* Begin Records shown *

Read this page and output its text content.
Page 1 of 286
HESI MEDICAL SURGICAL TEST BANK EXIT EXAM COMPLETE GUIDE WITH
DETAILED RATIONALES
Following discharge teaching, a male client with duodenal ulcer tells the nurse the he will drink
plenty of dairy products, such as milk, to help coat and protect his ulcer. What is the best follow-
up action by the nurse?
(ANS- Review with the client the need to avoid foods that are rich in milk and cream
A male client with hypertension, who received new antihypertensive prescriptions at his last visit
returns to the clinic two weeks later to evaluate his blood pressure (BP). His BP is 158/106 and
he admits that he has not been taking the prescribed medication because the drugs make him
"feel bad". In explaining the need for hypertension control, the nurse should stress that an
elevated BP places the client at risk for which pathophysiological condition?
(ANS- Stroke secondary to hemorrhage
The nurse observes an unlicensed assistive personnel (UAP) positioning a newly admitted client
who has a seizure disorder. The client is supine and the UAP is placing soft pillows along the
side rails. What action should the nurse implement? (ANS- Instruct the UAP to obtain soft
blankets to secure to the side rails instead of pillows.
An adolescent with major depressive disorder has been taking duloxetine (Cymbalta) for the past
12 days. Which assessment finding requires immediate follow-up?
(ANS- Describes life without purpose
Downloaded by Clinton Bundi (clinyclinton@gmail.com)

* End Records shown *

__Brief__:
Copy each record from above without leaving any out.

__Task answer__:
Read this page and output its text content.
Page 1 of 286
HESI MEDICAL SURGICAL TEST BANK EXIT EXAM COMPLETE GUIDE WITH
DETAILED RATIONALES
Following discharge teaching, a male client with duodenal ulcer tells the nurse the he will drink
plenty of dairy products, such as milk, to help coat and protect his ulcer. What is the best follow-
up action by the nurse?
(ANS- Review with the client the need to avoid foods that are rich in milk and cream
A male client with hypertension, who received new antihypertensive prescriptions at his last visit
returns to the clinic two weeks later to evaluate his blood pressure (BP). His BP is 158/106 and
he admits that he has not been taking the prescribed medication because the drugs make him
"feel bad". In explaining the need for hypertension control, the nurse should stress that an
elevated BP places the client at risk for which pathophysiological condition?
(ANS- Stroke secondary to hemorrhage
The nurse observes an unlicensed assistive personnel (UAP) positioning a newly admitted client
who has a seizure disorder. The client is supine and the UAP is placing soft pillows along the
side rails. What action should the nurse implement? (ANS- Instruct the UAP to obtain soft
blankets to secure to the side rails instead of pillows.
An adolescent with major depressive disorder has been taking duloxetine (Cymbalta) for the past
12 days. Which assessment finding requires immediate follow-up?
(ANS- Describes life without purpose
Downloaded by Clinton Bundi (clinyclinton@gmail.com)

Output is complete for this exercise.